## WHAT TO PRODUCE:
Give a count of the lines below that have the string "color" in them, with no other words.

## GIVEN DATA:
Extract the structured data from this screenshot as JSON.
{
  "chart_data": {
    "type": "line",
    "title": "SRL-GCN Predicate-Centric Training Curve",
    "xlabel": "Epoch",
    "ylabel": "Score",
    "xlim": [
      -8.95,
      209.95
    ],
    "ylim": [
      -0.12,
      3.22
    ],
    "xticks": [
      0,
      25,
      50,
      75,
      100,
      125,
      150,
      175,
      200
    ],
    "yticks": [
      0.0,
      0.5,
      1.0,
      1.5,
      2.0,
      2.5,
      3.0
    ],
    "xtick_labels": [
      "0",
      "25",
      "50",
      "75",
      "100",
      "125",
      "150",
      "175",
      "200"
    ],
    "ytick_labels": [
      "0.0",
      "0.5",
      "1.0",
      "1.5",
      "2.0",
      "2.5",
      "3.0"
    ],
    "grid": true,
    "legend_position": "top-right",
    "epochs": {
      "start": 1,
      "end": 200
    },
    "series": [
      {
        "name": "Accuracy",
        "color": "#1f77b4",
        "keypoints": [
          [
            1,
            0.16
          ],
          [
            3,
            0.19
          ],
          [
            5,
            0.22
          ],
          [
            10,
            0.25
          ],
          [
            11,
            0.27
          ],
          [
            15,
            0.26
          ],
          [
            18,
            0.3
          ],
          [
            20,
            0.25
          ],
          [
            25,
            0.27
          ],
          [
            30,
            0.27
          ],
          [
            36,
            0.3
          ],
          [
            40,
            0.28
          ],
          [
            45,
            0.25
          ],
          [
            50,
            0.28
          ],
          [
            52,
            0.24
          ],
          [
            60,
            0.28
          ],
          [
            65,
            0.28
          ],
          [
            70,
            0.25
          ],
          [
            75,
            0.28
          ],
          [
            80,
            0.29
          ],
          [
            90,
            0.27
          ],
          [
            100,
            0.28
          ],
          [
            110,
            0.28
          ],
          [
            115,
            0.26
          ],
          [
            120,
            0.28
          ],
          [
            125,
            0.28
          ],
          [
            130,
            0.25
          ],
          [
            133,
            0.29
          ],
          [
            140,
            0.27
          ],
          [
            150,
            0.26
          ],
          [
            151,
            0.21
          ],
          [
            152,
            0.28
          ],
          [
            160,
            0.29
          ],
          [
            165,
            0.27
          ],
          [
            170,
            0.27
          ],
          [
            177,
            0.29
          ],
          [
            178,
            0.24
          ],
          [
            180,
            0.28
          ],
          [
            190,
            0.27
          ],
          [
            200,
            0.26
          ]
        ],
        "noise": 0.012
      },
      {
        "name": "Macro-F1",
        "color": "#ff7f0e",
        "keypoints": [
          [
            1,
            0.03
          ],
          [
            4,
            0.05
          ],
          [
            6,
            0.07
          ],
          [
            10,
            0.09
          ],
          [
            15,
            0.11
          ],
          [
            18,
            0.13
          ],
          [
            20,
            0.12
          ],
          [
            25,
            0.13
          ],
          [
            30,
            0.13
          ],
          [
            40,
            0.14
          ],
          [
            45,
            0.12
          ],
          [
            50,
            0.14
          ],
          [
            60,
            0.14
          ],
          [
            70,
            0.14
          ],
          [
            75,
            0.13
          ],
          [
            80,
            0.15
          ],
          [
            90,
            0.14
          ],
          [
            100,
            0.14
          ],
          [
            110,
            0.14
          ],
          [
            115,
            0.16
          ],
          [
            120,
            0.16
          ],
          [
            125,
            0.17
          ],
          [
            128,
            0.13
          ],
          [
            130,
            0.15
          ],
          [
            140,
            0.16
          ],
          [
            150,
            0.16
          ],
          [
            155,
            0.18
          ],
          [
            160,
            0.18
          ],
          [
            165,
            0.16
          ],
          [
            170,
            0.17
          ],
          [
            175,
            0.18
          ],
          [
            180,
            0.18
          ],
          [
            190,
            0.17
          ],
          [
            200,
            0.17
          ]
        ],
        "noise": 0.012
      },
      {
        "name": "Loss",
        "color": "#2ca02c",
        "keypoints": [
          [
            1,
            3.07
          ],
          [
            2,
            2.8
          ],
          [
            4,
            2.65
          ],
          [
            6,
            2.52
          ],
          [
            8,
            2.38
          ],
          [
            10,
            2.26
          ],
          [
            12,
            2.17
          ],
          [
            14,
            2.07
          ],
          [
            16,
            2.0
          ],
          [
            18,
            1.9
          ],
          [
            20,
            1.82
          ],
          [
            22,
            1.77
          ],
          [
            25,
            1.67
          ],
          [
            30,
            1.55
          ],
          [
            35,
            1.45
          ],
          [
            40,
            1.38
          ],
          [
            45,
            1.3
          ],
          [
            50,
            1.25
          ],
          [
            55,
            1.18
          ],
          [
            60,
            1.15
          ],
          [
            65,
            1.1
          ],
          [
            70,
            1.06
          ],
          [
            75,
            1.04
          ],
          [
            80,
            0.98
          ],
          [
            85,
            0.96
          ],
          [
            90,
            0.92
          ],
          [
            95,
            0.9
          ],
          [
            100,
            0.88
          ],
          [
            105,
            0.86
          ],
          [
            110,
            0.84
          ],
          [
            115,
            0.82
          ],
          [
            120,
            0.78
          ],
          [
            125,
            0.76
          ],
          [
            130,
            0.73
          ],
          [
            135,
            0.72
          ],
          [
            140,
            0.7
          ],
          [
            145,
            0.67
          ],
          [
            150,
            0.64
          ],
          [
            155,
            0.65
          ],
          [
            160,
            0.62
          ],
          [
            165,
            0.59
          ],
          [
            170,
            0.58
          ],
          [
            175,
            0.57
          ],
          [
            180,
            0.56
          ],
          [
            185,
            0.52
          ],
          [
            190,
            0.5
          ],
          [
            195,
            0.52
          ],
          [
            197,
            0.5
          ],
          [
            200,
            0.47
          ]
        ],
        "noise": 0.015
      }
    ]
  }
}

## CORRECT ANSWER:
3